● **The task**: Gather the lines below that include the string "quae", copying each in full.

BEGIN Input data

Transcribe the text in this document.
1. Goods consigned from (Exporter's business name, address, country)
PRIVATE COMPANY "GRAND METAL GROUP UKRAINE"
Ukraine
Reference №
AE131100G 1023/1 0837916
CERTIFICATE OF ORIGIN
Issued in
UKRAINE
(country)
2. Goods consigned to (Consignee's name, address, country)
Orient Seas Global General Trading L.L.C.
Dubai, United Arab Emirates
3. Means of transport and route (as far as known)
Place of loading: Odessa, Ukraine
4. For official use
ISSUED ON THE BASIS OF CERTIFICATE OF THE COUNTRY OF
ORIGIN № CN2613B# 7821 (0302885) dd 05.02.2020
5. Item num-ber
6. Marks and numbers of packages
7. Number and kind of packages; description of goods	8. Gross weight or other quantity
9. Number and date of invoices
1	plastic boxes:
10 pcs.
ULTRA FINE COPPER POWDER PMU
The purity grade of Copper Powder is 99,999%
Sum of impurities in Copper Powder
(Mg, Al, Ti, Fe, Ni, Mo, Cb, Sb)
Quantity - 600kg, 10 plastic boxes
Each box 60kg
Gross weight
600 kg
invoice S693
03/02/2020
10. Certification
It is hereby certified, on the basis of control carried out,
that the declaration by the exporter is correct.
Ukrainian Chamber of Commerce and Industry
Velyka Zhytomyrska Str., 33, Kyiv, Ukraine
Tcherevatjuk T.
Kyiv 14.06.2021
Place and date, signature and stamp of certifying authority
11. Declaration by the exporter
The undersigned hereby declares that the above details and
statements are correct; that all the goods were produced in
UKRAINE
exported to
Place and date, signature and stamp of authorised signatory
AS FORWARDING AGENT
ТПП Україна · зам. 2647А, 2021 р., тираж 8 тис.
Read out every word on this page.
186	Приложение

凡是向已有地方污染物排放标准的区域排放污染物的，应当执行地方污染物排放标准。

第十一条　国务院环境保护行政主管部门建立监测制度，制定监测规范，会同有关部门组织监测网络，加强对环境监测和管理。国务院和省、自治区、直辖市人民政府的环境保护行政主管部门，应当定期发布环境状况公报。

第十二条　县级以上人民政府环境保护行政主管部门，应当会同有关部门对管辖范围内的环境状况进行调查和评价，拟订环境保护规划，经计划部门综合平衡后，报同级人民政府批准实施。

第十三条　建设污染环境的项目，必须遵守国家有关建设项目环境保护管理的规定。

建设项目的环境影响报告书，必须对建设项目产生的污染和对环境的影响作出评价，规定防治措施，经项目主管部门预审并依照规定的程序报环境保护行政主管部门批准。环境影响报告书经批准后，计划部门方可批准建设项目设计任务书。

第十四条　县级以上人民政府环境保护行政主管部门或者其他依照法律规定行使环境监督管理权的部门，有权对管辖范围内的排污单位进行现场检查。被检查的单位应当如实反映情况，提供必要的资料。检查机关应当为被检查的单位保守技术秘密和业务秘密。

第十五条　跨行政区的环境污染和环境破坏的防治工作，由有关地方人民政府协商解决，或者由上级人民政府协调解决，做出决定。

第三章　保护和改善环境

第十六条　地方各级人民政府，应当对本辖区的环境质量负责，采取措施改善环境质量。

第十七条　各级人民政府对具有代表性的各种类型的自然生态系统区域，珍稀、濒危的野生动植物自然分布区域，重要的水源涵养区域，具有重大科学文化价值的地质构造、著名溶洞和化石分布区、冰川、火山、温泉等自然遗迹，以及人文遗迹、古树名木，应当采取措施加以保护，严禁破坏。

END Input data
BEGIN Input data

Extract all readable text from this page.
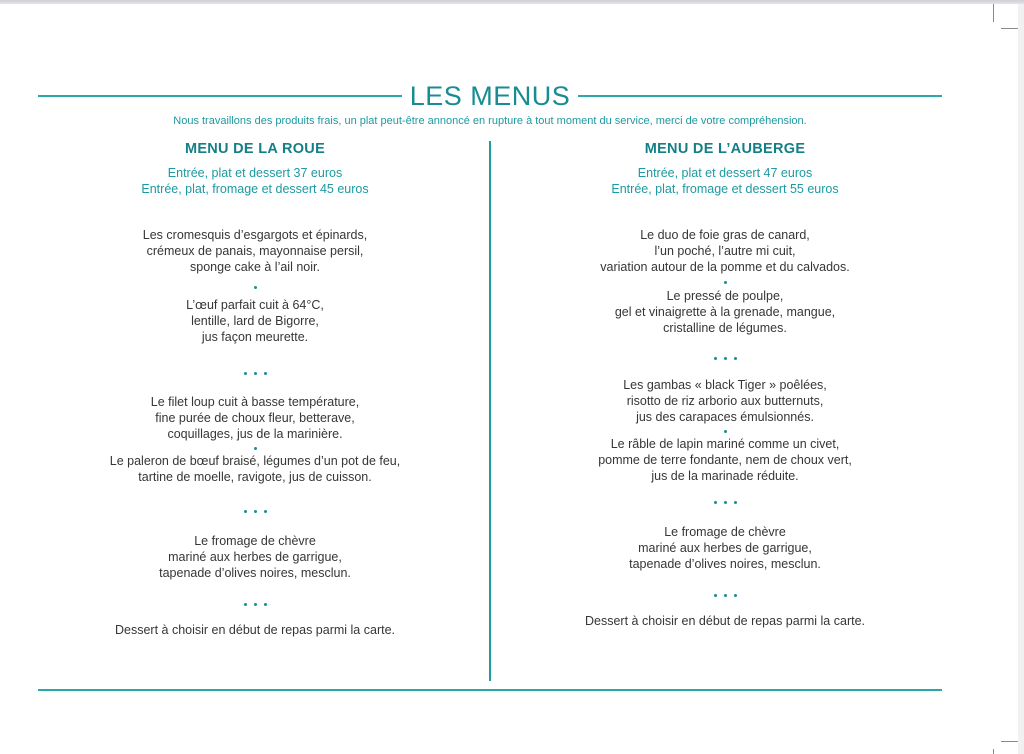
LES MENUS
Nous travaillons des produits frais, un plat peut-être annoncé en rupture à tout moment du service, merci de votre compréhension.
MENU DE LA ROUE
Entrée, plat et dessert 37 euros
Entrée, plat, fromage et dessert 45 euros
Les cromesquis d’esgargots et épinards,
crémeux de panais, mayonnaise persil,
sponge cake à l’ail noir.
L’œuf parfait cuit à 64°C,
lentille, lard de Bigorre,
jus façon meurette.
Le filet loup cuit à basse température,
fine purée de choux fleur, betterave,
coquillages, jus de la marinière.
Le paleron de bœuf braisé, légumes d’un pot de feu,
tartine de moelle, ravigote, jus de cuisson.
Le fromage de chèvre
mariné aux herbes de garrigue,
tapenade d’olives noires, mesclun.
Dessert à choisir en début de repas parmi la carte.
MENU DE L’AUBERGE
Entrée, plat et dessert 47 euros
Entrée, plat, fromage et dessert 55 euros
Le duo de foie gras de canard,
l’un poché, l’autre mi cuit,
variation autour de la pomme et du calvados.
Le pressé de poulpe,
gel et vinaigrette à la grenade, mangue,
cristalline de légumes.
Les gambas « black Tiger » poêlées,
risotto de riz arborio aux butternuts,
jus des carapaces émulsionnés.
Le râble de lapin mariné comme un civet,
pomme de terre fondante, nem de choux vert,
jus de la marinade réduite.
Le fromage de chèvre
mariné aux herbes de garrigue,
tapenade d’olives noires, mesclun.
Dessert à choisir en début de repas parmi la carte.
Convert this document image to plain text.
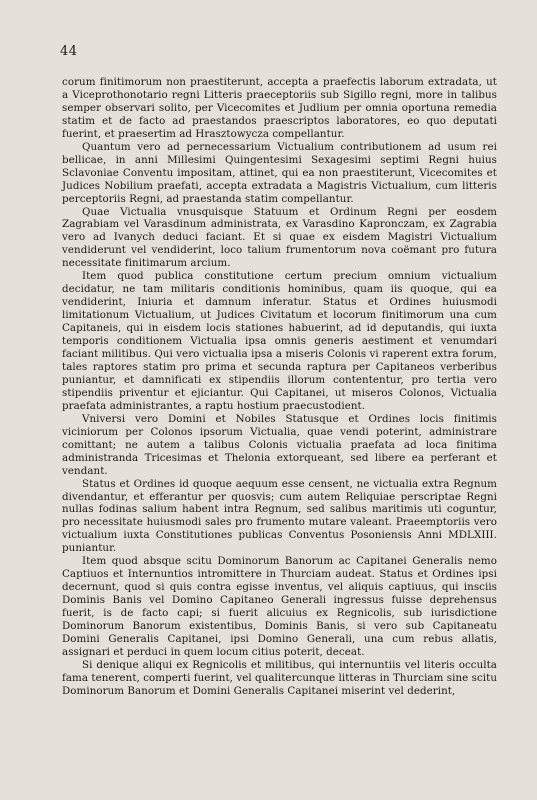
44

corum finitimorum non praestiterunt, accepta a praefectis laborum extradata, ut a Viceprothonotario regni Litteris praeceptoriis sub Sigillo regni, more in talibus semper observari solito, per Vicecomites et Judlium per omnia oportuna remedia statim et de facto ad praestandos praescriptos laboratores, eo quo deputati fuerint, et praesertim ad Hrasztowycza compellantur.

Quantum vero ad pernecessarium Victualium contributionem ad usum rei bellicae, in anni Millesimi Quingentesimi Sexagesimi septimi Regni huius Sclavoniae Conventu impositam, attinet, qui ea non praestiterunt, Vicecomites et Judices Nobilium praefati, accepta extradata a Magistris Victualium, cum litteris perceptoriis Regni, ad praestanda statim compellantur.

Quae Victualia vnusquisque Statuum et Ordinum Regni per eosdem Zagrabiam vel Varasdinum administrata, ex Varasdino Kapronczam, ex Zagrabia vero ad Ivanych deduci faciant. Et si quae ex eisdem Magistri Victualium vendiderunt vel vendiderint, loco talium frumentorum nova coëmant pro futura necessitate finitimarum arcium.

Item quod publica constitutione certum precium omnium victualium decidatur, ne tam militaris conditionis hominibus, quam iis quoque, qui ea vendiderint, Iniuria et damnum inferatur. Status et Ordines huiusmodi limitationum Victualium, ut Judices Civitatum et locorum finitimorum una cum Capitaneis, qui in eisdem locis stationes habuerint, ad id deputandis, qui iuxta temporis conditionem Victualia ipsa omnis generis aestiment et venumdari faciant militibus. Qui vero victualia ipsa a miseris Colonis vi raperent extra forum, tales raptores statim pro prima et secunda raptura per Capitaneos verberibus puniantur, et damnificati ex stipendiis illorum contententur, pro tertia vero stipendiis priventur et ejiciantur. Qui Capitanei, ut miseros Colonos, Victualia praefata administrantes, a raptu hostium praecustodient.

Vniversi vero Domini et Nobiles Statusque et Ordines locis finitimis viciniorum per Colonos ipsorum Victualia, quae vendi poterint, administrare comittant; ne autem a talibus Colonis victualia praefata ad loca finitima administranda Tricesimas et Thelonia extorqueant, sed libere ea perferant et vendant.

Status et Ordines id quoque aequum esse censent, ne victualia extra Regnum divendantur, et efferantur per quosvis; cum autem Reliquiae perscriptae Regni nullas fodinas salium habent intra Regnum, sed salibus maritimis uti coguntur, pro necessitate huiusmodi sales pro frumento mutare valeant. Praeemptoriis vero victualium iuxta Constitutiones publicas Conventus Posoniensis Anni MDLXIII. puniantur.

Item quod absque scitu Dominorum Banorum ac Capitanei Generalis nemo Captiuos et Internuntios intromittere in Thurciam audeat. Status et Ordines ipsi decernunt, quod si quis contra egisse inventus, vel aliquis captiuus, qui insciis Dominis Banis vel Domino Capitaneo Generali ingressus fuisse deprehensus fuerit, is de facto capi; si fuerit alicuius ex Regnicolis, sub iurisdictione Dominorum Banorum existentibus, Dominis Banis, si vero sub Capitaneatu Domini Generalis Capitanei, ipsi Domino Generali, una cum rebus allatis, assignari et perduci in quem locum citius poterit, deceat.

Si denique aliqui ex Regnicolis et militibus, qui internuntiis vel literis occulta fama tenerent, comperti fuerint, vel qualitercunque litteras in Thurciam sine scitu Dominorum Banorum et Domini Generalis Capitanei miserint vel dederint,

END Input data

● **Written answer**:
Quae Victualia vnusquisque Statuum et Ordinum Regni per eosdem Zagrabiam vel Varasdinum administrata, ex Varasdino Kapronczam, ex Zagrabia vero ad Ivanych deduci faciant. Et si quae ex eisdem Magistri Victualium vendiderunt vel vendiderint, loco talium frumentorum nova coëmant pro futura necessitate finitimarum arcium.
Vniversi vero Domini et Nobiles Statusque et Ordines locis finitimis viciniorum per Colonos ipsorum Victualia, quae vendi poterint, administrare comittant; ne autem a talibus Colonis victualia praefata ad loca finitima administranda Tricesimas et Thelonia extorqueant, sed libere ea perferant et vendant.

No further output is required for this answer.